→ **Problem statement**: Examine each line of the data. Copy those that contain the string "Setup".

→ **Recorded information**:
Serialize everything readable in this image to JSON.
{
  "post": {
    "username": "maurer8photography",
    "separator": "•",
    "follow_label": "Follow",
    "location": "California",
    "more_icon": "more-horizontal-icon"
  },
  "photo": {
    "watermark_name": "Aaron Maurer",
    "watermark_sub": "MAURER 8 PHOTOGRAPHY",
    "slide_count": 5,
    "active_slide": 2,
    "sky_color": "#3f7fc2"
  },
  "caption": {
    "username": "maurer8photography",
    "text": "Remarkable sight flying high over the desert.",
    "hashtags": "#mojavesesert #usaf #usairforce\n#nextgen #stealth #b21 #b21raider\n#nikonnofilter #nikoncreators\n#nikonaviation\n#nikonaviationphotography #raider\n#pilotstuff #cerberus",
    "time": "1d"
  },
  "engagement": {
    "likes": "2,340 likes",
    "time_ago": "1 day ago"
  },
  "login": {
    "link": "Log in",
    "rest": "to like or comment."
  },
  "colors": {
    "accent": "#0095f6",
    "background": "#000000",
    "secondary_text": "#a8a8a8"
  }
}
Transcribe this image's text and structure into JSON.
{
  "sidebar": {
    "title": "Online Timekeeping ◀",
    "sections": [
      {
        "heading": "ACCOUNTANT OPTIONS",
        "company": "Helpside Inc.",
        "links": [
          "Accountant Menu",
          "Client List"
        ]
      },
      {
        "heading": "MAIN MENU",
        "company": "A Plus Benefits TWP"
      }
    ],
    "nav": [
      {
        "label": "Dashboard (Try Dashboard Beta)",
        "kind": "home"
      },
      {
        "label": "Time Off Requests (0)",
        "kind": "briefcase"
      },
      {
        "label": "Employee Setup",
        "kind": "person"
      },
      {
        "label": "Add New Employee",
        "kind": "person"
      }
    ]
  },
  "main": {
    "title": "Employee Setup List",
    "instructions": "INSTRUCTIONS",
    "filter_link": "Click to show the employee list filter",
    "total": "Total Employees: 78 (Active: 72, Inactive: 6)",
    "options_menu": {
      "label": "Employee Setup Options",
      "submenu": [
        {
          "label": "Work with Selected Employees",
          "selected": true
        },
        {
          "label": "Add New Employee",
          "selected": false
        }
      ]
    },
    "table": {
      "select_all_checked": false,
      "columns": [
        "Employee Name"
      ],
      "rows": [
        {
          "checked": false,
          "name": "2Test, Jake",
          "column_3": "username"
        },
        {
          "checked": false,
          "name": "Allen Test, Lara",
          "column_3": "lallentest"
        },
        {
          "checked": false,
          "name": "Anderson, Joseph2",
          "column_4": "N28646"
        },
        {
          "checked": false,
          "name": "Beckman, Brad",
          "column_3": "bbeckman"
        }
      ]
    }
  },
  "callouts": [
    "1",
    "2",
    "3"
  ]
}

→ **Output for this task**:
        "label": "Employee Setup",
    "title": "Employee Setup List",
      "label": "Employee Setup Options",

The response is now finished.